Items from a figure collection
....................

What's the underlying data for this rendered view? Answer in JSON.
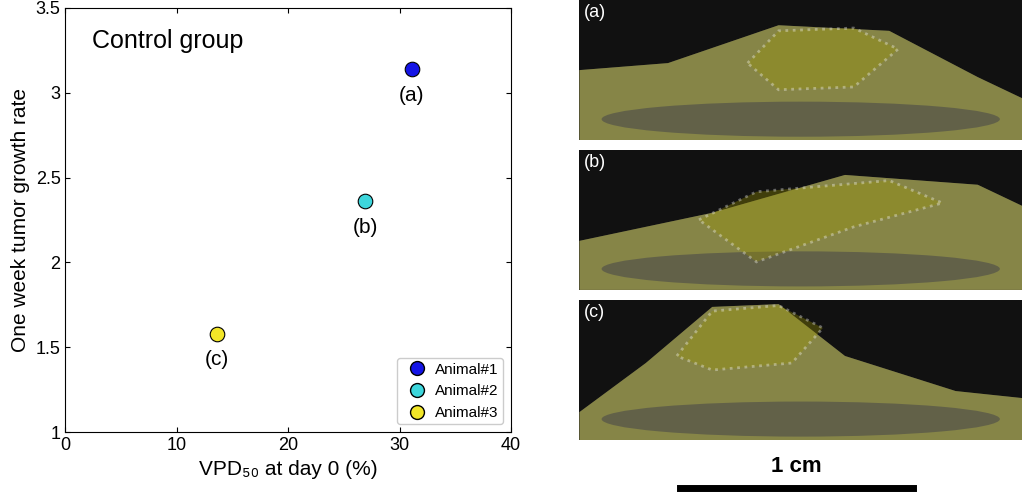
{
  "chart_data": {
    "type": "scatter",
    "annotation": "Control group",
    "x_label": "VPD₅₀ at day 0 (%)",
    "y_label": "One week tumor growth rate",
    "series": [
      {
        "name": "Animal#1",
        "color": "#1414e6",
        "x": [
          31.1
        ],
        "values": [
          3.14
        ],
        "label": "(a)"
      },
      {
        "name": "Animal#2",
        "color": "#3dd6dc",
        "x": [
          26.9
        ],
        "values": [
          2.36
        ],
        "label": "(b)"
      },
      {
        "name": "Animal#3",
        "color": "#f2e628",
        "x": [
          13.6
        ],
        "values": [
          1.58
        ],
        "label": "(c)"
      }
    ],
    "marker": "o",
    "xlim": [
      0,
      40
    ],
    "xticks": [
      0,
      10,
      20,
      30,
      40
    ],
    "ylim": [
      1,
      3.5
    ],
    "yticks": [
      1,
      1.5,
      2,
      2.5,
      3,
      3.5
    ],
    "legend": "lower right",
    "grid": false
  },
  "panels": [
    {
      "label": "(a)"
    },
    {
      "label": "(b)"
    },
    {
      "label": "(c)"
    }
  ],
  "scale_bar": "1 cm"
}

....................

Once the pictures are set aside, transcribe the remaining lines above exactly.

What's the underlying data for this rendered view? Answer in JSON.
{
  "chart_data": {
    "type": "scatter",
    "annotation": "Control group",
    "x_label": "VPD₅₀ at day 0 (%)",
    "y_label": "One week tumor growth rate",
    "series": [
      {
        "name": "Animal#1",
        "color": "#1414e6",
        "x": [
          31.1
        ],
        "values": [
          3.14
        ],
        "label": "(a)"
      },
      {
        "name": "Animal#2",
        "color": "#3dd6dc",
        "x": [
          26.9
        ],
        "values": [
          2.36
        ],
        "label": "(b)"
      },
      {
        "name": "Animal#3",
        "color": "#f2e628",
        "x": [
          13.6
        ],
        "values": [
          1.58
        ],
        "label": "(c)"
      }
    ],
    "marker": "o",
    "xlim": [
      0,
      40
    ],
    "xticks": [
      0,
      10,
      20,
      30,
      40
    ],
    "ylim": [
      1,
      3.5
    ],
    "yticks": [
      1,
      1.5,
      2,
      2.5,
      3,
      3.5
    ],
    "legend": "lower right",
    "grid": false
  },
  "panels": [
    {
      "label": "(a)"
    },
    {
      "label": "(b)"
    },
    {
      "label": "(c)"
    }
  ],
  "scale_bar": "1 cm"
}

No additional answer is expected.